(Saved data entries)
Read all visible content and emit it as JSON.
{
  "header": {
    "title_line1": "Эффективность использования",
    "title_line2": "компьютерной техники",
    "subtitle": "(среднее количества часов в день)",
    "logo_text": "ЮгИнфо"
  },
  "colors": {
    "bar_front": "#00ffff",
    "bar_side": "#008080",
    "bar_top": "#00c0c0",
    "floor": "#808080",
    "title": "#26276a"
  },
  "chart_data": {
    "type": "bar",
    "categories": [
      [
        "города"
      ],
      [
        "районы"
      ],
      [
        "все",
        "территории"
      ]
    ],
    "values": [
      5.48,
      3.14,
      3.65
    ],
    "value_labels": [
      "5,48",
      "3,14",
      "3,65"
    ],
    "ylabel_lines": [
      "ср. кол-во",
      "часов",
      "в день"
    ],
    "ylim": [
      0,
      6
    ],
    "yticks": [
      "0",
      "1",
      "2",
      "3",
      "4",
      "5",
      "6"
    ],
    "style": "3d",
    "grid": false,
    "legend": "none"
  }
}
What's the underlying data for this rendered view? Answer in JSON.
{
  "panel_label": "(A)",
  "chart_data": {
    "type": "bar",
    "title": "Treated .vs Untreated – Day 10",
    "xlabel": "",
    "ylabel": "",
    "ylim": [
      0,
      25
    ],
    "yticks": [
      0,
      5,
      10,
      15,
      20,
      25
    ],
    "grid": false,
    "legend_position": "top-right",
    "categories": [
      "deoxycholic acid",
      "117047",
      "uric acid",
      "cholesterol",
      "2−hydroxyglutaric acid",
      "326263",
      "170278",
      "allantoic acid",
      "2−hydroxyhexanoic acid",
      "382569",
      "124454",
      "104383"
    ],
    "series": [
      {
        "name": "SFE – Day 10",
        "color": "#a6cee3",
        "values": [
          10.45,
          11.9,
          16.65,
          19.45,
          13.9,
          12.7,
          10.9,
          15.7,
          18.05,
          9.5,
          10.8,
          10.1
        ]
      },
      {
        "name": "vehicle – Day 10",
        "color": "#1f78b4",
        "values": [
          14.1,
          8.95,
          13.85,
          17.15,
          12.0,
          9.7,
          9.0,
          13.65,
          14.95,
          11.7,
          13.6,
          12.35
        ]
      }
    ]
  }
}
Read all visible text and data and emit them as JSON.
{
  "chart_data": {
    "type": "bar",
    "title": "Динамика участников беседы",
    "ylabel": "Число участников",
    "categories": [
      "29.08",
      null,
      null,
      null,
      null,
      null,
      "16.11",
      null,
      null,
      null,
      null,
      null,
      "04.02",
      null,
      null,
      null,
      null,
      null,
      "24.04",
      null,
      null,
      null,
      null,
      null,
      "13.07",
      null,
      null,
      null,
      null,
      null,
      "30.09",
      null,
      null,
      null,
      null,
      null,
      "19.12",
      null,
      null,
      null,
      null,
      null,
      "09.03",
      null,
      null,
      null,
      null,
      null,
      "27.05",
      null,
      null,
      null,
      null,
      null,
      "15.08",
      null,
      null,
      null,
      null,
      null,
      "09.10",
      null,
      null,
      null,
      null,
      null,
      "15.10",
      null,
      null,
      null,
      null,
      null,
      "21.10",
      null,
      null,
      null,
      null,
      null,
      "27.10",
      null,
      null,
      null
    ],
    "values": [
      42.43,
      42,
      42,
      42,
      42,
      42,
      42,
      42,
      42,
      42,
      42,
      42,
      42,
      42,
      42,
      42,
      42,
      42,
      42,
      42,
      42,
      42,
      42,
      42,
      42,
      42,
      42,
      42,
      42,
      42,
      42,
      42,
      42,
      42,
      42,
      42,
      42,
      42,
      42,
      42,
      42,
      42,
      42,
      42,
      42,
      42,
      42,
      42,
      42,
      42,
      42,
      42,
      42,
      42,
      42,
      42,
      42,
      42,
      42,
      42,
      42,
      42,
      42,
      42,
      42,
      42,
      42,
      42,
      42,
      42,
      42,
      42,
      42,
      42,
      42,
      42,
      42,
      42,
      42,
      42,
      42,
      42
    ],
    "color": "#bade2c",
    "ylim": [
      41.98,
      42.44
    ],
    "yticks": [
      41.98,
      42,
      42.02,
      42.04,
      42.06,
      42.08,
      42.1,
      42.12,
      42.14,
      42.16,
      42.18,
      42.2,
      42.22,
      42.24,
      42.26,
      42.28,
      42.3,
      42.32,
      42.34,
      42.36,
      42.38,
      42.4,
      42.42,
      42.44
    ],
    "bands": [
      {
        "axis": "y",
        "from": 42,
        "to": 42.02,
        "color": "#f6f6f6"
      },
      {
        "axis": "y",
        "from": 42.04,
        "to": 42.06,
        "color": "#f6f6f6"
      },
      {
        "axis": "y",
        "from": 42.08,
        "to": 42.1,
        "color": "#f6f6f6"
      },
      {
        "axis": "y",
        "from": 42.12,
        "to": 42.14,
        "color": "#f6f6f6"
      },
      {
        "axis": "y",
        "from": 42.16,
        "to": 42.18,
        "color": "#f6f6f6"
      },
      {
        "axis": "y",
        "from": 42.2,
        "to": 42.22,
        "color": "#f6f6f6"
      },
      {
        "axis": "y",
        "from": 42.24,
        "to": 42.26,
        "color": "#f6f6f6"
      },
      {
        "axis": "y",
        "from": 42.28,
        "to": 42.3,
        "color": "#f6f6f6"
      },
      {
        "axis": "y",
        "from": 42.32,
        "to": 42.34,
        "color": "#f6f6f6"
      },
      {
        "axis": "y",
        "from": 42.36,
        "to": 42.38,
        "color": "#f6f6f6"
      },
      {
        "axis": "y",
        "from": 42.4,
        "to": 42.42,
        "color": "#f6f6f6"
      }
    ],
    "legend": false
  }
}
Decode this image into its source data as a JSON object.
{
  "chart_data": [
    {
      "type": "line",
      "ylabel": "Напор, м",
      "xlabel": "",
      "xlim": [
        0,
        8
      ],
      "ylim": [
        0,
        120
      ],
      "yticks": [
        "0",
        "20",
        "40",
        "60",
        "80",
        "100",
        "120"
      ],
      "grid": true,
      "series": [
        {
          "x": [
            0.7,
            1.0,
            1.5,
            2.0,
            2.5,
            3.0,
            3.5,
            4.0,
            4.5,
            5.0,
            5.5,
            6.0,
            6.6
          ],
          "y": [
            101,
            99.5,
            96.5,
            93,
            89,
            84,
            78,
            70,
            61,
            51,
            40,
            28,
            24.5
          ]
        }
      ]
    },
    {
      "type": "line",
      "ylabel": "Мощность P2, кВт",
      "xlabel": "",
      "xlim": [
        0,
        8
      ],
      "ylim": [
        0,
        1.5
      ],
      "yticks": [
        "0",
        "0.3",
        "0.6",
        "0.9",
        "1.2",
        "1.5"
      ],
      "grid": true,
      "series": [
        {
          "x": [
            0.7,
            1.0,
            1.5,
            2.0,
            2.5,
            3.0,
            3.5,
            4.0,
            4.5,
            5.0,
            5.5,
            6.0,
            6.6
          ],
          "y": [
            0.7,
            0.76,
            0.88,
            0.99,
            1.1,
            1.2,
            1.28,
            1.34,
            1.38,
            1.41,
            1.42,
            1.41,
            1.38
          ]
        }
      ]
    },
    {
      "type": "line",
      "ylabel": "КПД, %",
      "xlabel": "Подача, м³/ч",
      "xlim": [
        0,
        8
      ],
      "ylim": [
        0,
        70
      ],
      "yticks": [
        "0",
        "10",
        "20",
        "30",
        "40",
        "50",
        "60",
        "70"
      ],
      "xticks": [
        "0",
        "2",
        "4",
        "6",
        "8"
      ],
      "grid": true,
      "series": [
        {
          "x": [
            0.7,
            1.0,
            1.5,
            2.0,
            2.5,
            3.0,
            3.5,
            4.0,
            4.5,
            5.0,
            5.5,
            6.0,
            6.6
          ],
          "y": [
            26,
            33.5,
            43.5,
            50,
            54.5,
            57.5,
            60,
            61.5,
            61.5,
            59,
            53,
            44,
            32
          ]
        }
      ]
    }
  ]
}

**What you are asked to do:** From the entries above, copy every line containing the word "участников".

**Solution to this task:**
    "title": "Динамика участников беседы",
    "ylabel": "Число участников",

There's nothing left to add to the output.